◆ DIRECTIONS ◆
Each line containing the word "STELIB" needs to be copied.

[Dataset entries on figures]
□ □ □ □ □

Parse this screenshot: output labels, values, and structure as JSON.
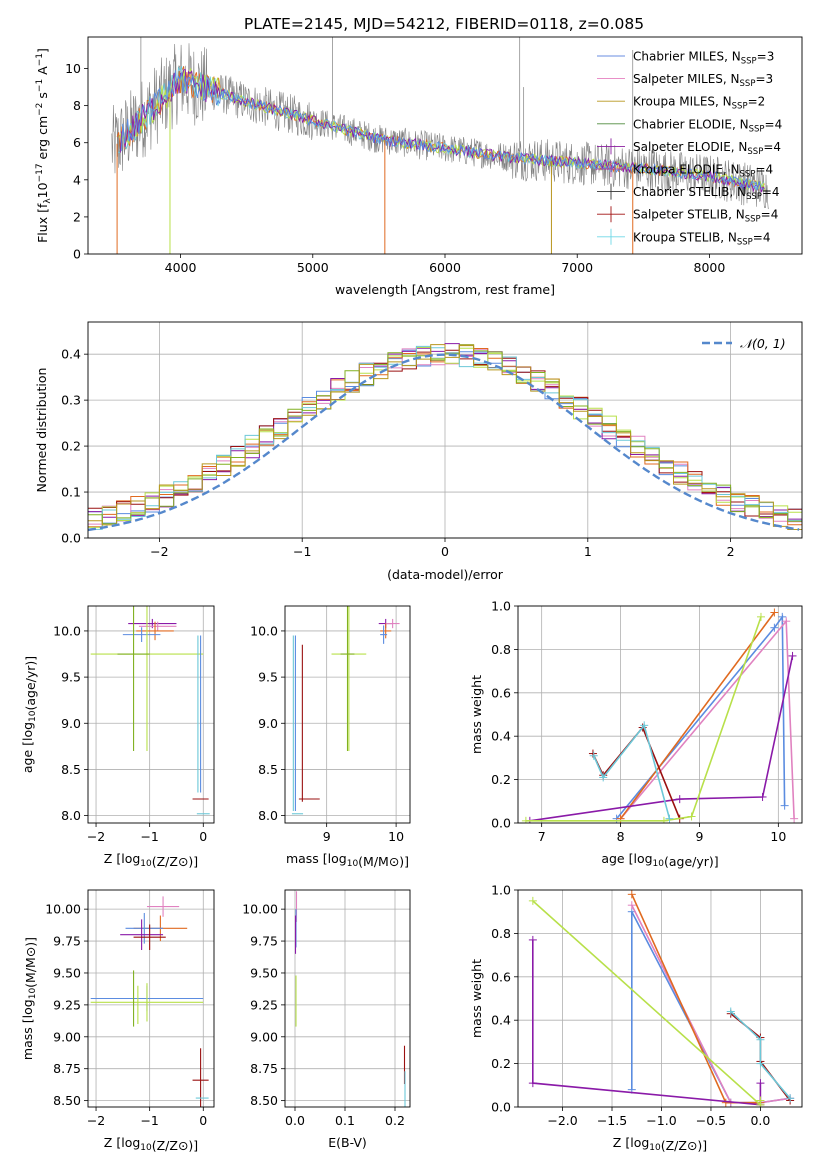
{
  "title": "PLATE=2145, MJD=54212, FIBERID=0118, z=0.085",
  "colors": {
    "spectrum": "#808080",
    "legend_line_colors": [
      "#6a8ee0",
      "#e47fbf",
      "#b8961e",
      "#4d8a3c",
      "#8b1da0",
      "#a8449a",
      "#333333",
      "#a11010",
      "#6fd8e6"
    ],
    "series_colors": [
      "#5b8ce0",
      "#e082c0",
      "#e06a20",
      "#8a1aa8",
      "#9a1010",
      "#b8e04a",
      "#6cc8d8",
      "#80b020"
    ],
    "normal_curve": "#5588cc",
    "grid": "#b0b0b0"
  },
  "chart_data": [
    {
      "id": "spectrum",
      "type": "line",
      "xlabel": "wavelength [Angstrom, rest frame]",
      "ylabel_parts": [
        "Flux [f",
        "λ",
        "10",
        "−17",
        " erg cm",
        "−2",
        " s",
        "−1",
        " A",
        "−1",
        "]"
      ],
      "xlim": [
        3300,
        8700
      ],
      "ylim": [
        0,
        11.7
      ],
      "xticks": [
        4000,
        5000,
        6000,
        7000,
        8000
      ],
      "yticks": [
        0,
        2,
        4,
        6,
        8,
        10
      ],
      "grid": false,
      "legend_position": "top-right",
      "legend": [
        {
          "label": "Chabrier MILES, N",
          "sub": "SSP",
          "suffix": "=3"
        },
        {
          "label": "Salpeter MILES, N",
          "sub": "SSP",
          "suffix": "=3"
        },
        {
          "label": "Kroupa MILES, N",
          "sub": "SSP",
          "suffix": "=2"
        },
        {
          "label": "Chabrier ELODIE, N",
          "sub": "SSP",
          "suffix": "=4"
        },
        {
          "label": "Salpeter ELODIE, N",
          "sub": "SSP",
          "suffix": "=4"
        },
        {
          "label": "Kroupa ELODIE, N",
          "sub": "SSP",
          "suffix": "=4"
        },
        {
          "label": "Chabrier STELIB, N",
          "sub": "SSP",
          "suffix": "=4"
        },
        {
          "label": "Salpeter STELIB, N",
          "sub": "SSP",
          "suffix": "=4"
        },
        {
          "label": "Kroupa STELIB, N",
          "sub": "SSP",
          "suffix": "=4"
        }
      ],
      "continuum": {
        "x": [
          3500,
          4000,
          4500,
          5000,
          5500,
          6000,
          6500,
          7000,
          7500,
          8000,
          8400
        ],
        "y": [
          5.8,
          9.4,
          8.2,
          7.2,
          6.2,
          5.7,
          5.2,
          4.9,
          4.6,
          4.2,
          3.6
        ]
      }
    },
    {
      "id": "residuals",
      "type": "histogram",
      "xlabel": "(data-model)/error",
      "ylabel": "Normed distribution",
      "xlim": [
        -2.5,
        2.5
      ],
      "ylim": [
        0,
        0.47
      ],
      "xticks": [
        -2,
        -1,
        0,
        1,
        2
      ],
      "yticks": [
        0.0,
        0.1,
        0.2,
        0.3,
        0.4
      ],
      "grid": true,
      "legend_position": "top-right",
      "legend": [
        "𝒩(0, 1)"
      ],
      "bin_width": 0.1,
      "bins_start": -2.5
    },
    {
      "id": "age-vs-z",
      "type": "errorbar",
      "xlabel": "Z [log10(Z/Z⊙)]",
      "ylabel": "age [log10(age/yr)]",
      "xlim": [
        -2.15,
        0.2
      ],
      "ylim": [
        7.92,
        10.27
      ],
      "xticks": [
        -2,
        -1,
        0
      ],
      "yticks": [
        8.0,
        8.5,
        9.0,
        9.5,
        10.0
      ],
      "points": [
        {
          "x": -0.95,
          "y": 10.08,
          "xerr": 0.45,
          "yerr": 0.05,
          "c": 3
        },
        {
          "x": -0.85,
          "y": 10.05,
          "xerr": 0.35,
          "yerr": 0.05,
          "c": 1
        },
        {
          "x": -0.9,
          "y": 10.0,
          "xerr": 0.35,
          "yerr": 0.1,
          "c": 2
        },
        {
          "x": -1.15,
          "y": 9.96,
          "xerr": 0.35,
          "yerr": 0.08,
          "c": 0
        },
        {
          "x": -1.05,
          "y": 9.75,
          "xerr": 1.05,
          "yerr": 1.05,
          "c": 5
        },
        {
          "x": -1.3,
          "y": 9.75,
          "xerr": 0.3,
          "yerr": 1.05,
          "c": 7
        },
        {
          "x": -0.05,
          "y": 9.1,
          "xerr": 0.0,
          "yerr": 0.85,
          "c": 0
        },
        {
          "x": -0.1,
          "y": 9.1,
          "xerr": 0.0,
          "yerr": 0.85,
          "c": 6
        },
        {
          "x": -0.05,
          "y": 8.18,
          "xerr": 0.15,
          "yerr": 0.0,
          "c": 4
        },
        {
          "x": 0.0,
          "y": 8.02,
          "xerr": 0.12,
          "yerr": 0.0,
          "c": 6
        }
      ]
    },
    {
      "id": "age-vs-mass",
      "type": "errorbar",
      "xlabel": "mass [log10(M/M⊙)]",
      "ylabel": "",
      "xlim": [
        8.4,
        10.2
      ],
      "ylim": [
        7.92,
        10.27
      ],
      "xticks": [
        9,
        10
      ],
      "yticks": [
        8.0,
        8.5,
        9.0,
        9.5,
        10.0
      ],
      "points": [
        {
          "x": 9.85,
          "y": 10.08,
          "xerr": 0.1,
          "yerr": 0.05,
          "c": 3
        },
        {
          "x": 9.95,
          "y": 10.08,
          "xerr": 0.1,
          "yerr": 0.05,
          "c": 1
        },
        {
          "x": 9.85,
          "y": 10.0,
          "xerr": 0.08,
          "yerr": 0.08,
          "c": 2
        },
        {
          "x": 9.82,
          "y": 9.96,
          "xerr": 0.05,
          "yerr": 0.1,
          "c": 0
        },
        {
          "x": 9.32,
          "y": 9.75,
          "xerr": 0.25,
          "yerr": 1.05,
          "c": 5
        },
        {
          "x": 9.3,
          "y": 9.75,
          "xerr": 0.1,
          "yerr": 1.05,
          "c": 7
        },
        {
          "x": 8.55,
          "y": 9.0,
          "xerr": 0.0,
          "yerr": 0.95,
          "c": 0
        },
        {
          "x": 8.52,
          "y": 9.0,
          "xerr": 0.0,
          "yerr": 0.95,
          "c": 6
        },
        {
          "x": 8.65,
          "y": 9.0,
          "xerr": 0.0,
          "yerr": 0.85,
          "c": 4
        },
        {
          "x": 8.75,
          "y": 8.18,
          "xerr": 0.15,
          "yerr": 0.0,
          "c": 4
        },
        {
          "x": 8.58,
          "y": 8.02,
          "xerr": 0.08,
          "yerr": 0.0,
          "c": 6
        }
      ]
    },
    {
      "id": "weight-vs-age",
      "type": "line",
      "xlabel": "age [log10(age/yr)]",
      "ylabel": "mass weight",
      "xlim": [
        6.7,
        10.3
      ],
      "ylim": [
        0,
        1.0
      ],
      "xticks": [
        7,
        8,
        9,
        10
      ],
      "yticks": [
        0.0,
        0.2,
        0.4,
        0.6,
        0.8,
        1.0
      ],
      "series": [
        {
          "c": 0,
          "x": [
            7.95,
            9.95,
            10.05,
            10.08
          ],
          "y": [
            0.02,
            0.9,
            0.95,
            0.08
          ]
        },
        {
          "c": 1,
          "x": [
            8.0,
            10.1,
            10.2
          ],
          "y": [
            0.02,
            0.93,
            0.02
          ]
        },
        {
          "c": 2,
          "x": [
            8.0,
            9.95
          ],
          "y": [
            0.02,
            0.97
          ]
        },
        {
          "c": 3,
          "x": [
            6.85,
            8.75,
            9.8,
            10.18
          ],
          "y": [
            0.01,
            0.11,
            0.12,
            0.77
          ]
        },
        {
          "c": 4,
          "x": [
            7.65,
            7.78,
            8.28,
            8.75
          ],
          "y": [
            0.32,
            0.22,
            0.44,
            0.02
          ]
        },
        {
          "c": 5,
          "x": [
            6.8,
            8.55,
            8.9,
            9.78
          ],
          "y": [
            0.01,
            0.01,
            0.03,
            0.95
          ]
        },
        {
          "c": 6,
          "x": [
            7.66,
            7.78,
            8.3,
            8.62
          ],
          "y": [
            0.31,
            0.21,
            0.45,
            0.02
          ]
        }
      ]
    },
    {
      "id": "mass-vs-z",
      "type": "errorbar",
      "xlabel": "Z [log10(Z/Z⊙)]",
      "ylabel": "mass [log10(M/M⊙)]",
      "xlim": [
        -2.15,
        0.2
      ],
      "ylim": [
        8.45,
        10.15
      ],
      "xticks": [
        -2,
        -1,
        0
      ],
      "yticks": [
        8.5,
        8.75,
        9.0,
        9.25,
        9.5,
        9.75,
        10.0
      ],
      "points": [
        {
          "x": -0.75,
          "y": 10.02,
          "xerr": 0.3,
          "yerr": 0.08,
          "c": 1
        },
        {
          "x": -0.8,
          "y": 9.85,
          "xerr": 0.5,
          "yerr": 0.1,
          "c": 2
        },
        {
          "x": -1.1,
          "y": 9.85,
          "xerr": 0.35,
          "yerr": 0.12,
          "c": 0
        },
        {
          "x": -1.15,
          "y": 9.8,
          "xerr": 0.4,
          "yerr": 0.12,
          "c": 3
        },
        {
          "x": -1.0,
          "y": 9.78,
          "xerr": 0.3,
          "yerr": 0.1,
          "c": 4
        },
        {
          "x": -1.05,
          "y": 9.3,
          "xerr": 1.05,
          "yerr": 0.1,
          "c": 0
        },
        {
          "x": -1.05,
          "y": 9.27,
          "xerr": 1.05,
          "yerr": 0.15,
          "c": 5
        },
        {
          "x": -1.3,
          "y": 9.3,
          "xerr": 0.0,
          "yerr": 0.22,
          "c": 7
        },
        {
          "x": -1.22,
          "y": 9.25,
          "xerr": 0.0,
          "yerr": 0.15,
          "c": 5
        },
        {
          "x": -0.05,
          "y": 8.66,
          "xerr": 0.15,
          "yerr": 0.25,
          "c": 4
        },
        {
          "x": -0.02,
          "y": 8.52,
          "xerr": 0.12,
          "yerr": 0.0,
          "c": 6
        }
      ]
    },
    {
      "id": "mass-vs-ebv",
      "type": "errorbar",
      "xlabel": "E(B-V)",
      "ylabel": "",
      "xlim": [
        -0.02,
        0.23
      ],
      "ylim": [
        8.45,
        10.15
      ],
      "xticks": [
        0.0,
        0.1,
        0.2
      ],
      "yticks": [
        8.5,
        8.75,
        9.0,
        9.25,
        9.5,
        9.75,
        10.0
      ],
      "points": [
        {
          "x": 0.003,
          "y": 10.02,
          "xerr": 0.0,
          "yerr": 0.12,
          "c": 1
        },
        {
          "x": 0.002,
          "y": 9.85,
          "xerr": 0.0,
          "yerr": 0.15,
          "c": 0
        },
        {
          "x": 0.001,
          "y": 9.8,
          "xerr": 0.0,
          "yerr": 0.15,
          "c": 3
        },
        {
          "x": 0.002,
          "y": 9.28,
          "xerr": 0.0,
          "yerr": 0.2,
          "c": 5
        },
        {
          "x": 0.219,
          "y": 8.78,
          "xerr": 0.0,
          "yerr": 0.15,
          "c": 4
        },
        {
          "x": 0.22,
          "y": 8.55,
          "xerr": 0.0,
          "yerr": 0.18,
          "c": 6
        }
      ]
    },
    {
      "id": "weight-vs-z",
      "type": "line",
      "xlabel": "Z [log10(Z/Z⊙)]",
      "ylabel": "mass weight",
      "xlim": [
        -2.45,
        0.42
      ],
      "ylim": [
        0,
        1.0
      ],
      "xticks": [
        -2.0,
        -1.5,
        -1.0,
        -0.5,
        0.0
      ],
      "yticks": [
        0.0,
        0.2,
        0.4,
        0.6,
        0.8,
        1.0
      ],
      "series": [
        {
          "c": 0,
          "x": [
            -1.3,
            -1.3,
            -0.3,
            0.0,
            0.3
          ],
          "y": [
            0.08,
            0.9,
            0.02,
            0.02,
            0.04
          ]
        },
        {
          "c": 1,
          "x": [
            -1.3,
            -0.3,
            0.0,
            0.3
          ],
          "y": [
            0.93,
            0.02,
            0.02,
            0.04
          ]
        },
        {
          "c": 2,
          "x": [
            -1.3,
            -0.35,
            0.0
          ],
          "y": [
            0.98,
            0.02,
            0.02
          ]
        },
        {
          "c": 3,
          "x": [
            -2.3,
            -2.3,
            0.0,
            0.0
          ],
          "y": [
            0.77,
            0.11,
            0.01,
            0.11
          ]
        },
        {
          "c": 4,
          "x": [
            -0.3,
            -0.0,
            0.0,
            0.3
          ],
          "y": [
            0.43,
            0.32,
            0.21,
            0.03
          ]
        },
        {
          "c": 5,
          "x": [
            -2.3,
            0.0,
            0.0
          ],
          "y": [
            0.95,
            0.01,
            0.03
          ]
        },
        {
          "c": 6,
          "x": [
            -0.3,
            0.0,
            0.0,
            0.3
          ],
          "y": [
            0.44,
            0.31,
            0.2,
            0.04
          ]
        }
      ]
    }
  ]
}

□ □ □ □ □

◆ SOLUTION BELOW ◆
          "label": "Chabrier STELIB, N",
          "label": "Salpeter STELIB, N",
          "label": "Kroupa STELIB, N",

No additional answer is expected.